**Problem statement**
Within the records that follow, find every line containing the string "prefix". Copy those lines.

++++++++++++++++++++

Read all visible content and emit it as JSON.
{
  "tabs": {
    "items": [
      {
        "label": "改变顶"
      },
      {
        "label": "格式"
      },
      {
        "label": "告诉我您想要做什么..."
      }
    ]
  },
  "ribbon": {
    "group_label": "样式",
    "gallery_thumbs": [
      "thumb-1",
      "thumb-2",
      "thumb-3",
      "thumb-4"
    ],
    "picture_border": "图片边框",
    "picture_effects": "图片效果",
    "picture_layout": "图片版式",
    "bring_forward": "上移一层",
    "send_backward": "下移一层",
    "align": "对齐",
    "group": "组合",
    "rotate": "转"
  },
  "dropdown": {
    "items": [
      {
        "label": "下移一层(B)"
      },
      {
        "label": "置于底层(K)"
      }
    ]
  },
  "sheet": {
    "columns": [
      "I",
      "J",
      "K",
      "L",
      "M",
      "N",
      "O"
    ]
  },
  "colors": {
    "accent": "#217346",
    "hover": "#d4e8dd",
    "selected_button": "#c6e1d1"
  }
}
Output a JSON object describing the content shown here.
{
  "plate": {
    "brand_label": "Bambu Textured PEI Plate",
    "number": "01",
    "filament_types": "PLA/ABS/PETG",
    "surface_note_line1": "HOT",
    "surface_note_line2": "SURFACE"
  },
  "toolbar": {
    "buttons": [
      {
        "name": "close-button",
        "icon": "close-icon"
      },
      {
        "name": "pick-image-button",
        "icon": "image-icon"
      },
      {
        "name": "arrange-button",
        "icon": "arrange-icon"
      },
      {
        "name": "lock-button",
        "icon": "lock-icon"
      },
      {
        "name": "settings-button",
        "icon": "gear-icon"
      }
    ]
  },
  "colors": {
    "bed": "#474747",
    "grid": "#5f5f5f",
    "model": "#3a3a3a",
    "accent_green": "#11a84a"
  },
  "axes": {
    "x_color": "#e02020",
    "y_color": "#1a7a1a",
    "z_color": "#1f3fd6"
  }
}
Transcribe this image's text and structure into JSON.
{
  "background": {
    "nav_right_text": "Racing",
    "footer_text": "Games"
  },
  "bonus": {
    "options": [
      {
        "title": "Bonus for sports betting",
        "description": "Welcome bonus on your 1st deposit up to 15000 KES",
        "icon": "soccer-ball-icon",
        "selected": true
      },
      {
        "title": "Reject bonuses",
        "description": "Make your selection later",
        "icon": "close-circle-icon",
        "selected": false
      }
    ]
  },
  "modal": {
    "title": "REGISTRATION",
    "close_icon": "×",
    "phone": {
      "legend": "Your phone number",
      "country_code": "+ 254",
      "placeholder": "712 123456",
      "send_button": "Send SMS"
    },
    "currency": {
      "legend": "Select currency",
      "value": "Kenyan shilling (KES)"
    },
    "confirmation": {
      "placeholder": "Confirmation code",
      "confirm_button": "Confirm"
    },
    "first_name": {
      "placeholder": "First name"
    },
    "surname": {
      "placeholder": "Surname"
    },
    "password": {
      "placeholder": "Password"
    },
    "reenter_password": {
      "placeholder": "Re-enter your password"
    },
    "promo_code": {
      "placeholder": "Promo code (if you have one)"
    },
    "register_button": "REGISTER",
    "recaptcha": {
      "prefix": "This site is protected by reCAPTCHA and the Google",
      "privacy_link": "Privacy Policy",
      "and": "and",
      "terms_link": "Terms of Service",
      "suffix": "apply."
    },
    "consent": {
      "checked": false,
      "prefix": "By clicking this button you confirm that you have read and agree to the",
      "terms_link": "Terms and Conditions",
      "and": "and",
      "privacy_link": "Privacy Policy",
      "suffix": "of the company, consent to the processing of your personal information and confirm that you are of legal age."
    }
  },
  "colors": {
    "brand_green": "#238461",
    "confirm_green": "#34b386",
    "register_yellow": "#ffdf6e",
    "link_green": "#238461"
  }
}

++++++++++++++++++++

**Result below**
      "prefix": "This site is protected by reCAPTCHA and the Google",
      "prefix": "By clicking this button you confirm that you have read and agree to the",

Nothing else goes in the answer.